▶ _EXERCISE OBJECTIVE_
Print the listing below exactly.

——

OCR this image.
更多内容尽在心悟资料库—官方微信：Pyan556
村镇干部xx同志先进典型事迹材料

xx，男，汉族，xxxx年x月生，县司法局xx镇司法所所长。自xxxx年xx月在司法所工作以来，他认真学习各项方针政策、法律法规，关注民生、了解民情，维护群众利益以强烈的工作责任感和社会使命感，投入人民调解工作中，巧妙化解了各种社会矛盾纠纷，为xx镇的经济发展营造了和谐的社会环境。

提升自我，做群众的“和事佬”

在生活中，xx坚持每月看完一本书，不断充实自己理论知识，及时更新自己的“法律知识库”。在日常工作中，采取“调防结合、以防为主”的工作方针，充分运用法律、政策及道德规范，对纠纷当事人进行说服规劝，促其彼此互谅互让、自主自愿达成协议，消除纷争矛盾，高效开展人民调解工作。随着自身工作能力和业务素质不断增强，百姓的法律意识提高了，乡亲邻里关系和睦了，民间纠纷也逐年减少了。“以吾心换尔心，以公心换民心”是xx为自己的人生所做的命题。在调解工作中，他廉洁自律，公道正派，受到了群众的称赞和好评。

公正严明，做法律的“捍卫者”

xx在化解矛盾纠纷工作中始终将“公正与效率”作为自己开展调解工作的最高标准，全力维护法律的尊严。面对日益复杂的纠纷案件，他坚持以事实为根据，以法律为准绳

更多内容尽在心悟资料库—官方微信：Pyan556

——

▶ _SOLUTION TO THIS TASK_
OCR this image.
更多内容尽在心悟资料库—官方微信：Pyan556
村镇干部xx同志先进典型事迹材料

xx，男，汉族，xxxx年x月生，县司法局xx镇司法所所长。自xxxx年xx月在司法所工作以来，他认真学习各项方针政策、法律法规，关注民生、了解民情，维护群众利益以强烈的工作责任感和社会使命感，投入人民调解工作中，巧妙化解了各种社会矛盾纠纷，为xx镇的经济发展营造了和谐的社会环境。

提升自我，做群众的“和事佬”

在生活中，xx坚持每月看完一本书，不断充实自己理论知识，及时更新自己的“法律知识库”。在日常工作中，采取“调防结合、以防为主”的工作方针，充分运用法律、政策及道德规范，对纠纷当事人进行说服规劝，促其彼此互谅互让、自主自愿达成协议，消除纷争矛盾，高效开展人民调解工作。随着自身工作能力和业务素质不断增强，百姓的法律意识提高了，乡亲邻里关系和睦了，民间纠纷也逐年减少了。“以吾心换尔心，以公心换民心”是xx为自己的人生所做的命题。在调解工作中，他廉洁自律，公道正派，受到了群众的称赞和好评。

公正严明，做法律的“捍卫者”

xx在化解矛盾纠纷工作中始终将“公正与效率”作为自己开展调解工作的最高标准，全力维护法律的尊严。面对日益复杂的纠纷案件，他坚持以事实为根据，以法律为准绳

更多内容尽在心悟资料库—官方微信：Pyan556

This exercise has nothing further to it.